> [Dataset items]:
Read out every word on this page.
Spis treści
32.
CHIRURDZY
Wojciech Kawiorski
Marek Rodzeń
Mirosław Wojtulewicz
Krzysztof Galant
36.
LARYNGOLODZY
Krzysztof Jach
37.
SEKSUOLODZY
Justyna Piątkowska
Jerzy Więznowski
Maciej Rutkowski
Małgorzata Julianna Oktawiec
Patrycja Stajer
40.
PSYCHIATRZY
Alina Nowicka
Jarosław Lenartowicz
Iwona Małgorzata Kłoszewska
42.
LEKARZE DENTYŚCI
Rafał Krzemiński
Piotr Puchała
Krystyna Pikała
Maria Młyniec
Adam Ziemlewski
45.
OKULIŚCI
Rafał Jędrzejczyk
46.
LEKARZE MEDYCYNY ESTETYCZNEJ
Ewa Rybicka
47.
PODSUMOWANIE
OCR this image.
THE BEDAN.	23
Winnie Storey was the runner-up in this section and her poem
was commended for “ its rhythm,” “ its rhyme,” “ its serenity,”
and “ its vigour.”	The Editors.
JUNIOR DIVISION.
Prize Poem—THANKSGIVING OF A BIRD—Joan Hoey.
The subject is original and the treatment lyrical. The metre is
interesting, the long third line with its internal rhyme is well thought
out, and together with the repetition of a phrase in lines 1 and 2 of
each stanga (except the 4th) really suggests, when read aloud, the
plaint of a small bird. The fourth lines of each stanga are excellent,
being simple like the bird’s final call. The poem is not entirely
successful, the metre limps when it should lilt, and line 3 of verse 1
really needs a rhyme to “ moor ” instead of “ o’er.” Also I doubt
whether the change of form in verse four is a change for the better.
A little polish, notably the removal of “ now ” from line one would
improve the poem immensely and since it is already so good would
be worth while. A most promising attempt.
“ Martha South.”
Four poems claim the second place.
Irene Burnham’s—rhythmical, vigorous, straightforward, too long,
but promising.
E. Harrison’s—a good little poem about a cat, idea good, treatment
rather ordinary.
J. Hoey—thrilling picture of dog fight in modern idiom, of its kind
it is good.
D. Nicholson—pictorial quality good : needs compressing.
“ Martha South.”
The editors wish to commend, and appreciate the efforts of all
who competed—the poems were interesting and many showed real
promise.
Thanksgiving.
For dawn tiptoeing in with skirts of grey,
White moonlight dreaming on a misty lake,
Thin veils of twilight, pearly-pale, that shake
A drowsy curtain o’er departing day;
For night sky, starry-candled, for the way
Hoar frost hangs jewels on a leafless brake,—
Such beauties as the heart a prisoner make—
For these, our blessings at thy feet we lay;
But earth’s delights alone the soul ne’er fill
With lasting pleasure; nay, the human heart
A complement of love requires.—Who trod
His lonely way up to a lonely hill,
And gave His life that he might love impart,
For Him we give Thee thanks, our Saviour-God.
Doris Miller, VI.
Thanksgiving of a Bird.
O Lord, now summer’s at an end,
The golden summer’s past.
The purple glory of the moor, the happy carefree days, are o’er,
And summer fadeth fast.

--

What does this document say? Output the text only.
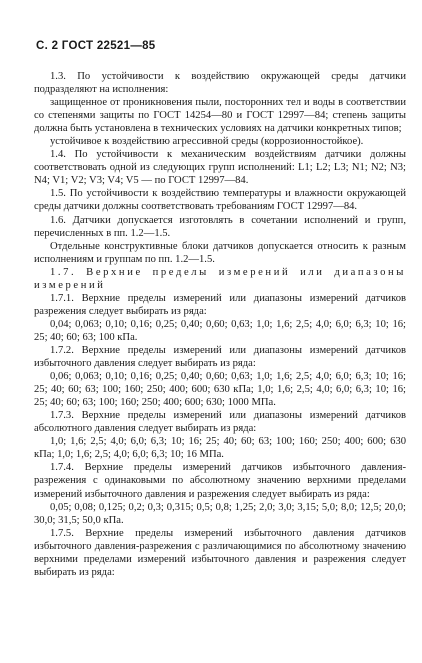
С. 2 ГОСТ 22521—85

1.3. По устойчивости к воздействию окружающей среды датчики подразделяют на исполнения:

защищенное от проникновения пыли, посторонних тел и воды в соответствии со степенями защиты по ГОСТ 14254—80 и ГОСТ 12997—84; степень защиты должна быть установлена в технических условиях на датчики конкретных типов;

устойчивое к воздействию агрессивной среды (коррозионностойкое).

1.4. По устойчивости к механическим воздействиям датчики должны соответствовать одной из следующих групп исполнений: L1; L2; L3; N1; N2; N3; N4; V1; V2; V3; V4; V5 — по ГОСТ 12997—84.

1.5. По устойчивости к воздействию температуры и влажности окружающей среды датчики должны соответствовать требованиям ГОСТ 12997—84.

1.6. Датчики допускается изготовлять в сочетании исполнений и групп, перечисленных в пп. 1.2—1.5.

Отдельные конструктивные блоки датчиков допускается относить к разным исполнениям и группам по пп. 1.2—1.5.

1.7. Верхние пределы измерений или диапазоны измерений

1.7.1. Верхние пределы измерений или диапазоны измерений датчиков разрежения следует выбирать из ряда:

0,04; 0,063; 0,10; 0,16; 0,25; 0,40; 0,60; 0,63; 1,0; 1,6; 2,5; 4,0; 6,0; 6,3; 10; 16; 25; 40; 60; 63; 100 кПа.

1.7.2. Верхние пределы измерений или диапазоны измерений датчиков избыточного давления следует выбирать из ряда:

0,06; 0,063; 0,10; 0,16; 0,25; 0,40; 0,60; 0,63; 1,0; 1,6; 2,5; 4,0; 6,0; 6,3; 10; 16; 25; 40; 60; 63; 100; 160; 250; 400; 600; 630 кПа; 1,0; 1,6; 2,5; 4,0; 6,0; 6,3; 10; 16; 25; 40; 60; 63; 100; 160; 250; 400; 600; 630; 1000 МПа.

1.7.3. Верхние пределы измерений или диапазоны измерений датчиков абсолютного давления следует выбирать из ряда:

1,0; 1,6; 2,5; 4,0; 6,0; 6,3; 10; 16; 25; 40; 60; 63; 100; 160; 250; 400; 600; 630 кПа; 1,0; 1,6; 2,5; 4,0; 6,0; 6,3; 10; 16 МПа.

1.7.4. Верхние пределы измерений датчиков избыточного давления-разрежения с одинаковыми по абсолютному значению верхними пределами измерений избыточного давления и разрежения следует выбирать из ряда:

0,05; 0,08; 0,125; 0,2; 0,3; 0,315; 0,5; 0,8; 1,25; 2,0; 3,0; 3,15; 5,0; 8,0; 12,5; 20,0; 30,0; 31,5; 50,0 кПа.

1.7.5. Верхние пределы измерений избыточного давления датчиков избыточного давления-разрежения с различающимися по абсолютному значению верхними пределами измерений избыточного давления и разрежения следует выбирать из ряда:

> [Requirements]:
Every line of the listing that holds "would" should be found and copied.

> [Solved problem]:
A little polish, notably the removal of “ now ” from line one would
improve the poem immensely and since it is already so good would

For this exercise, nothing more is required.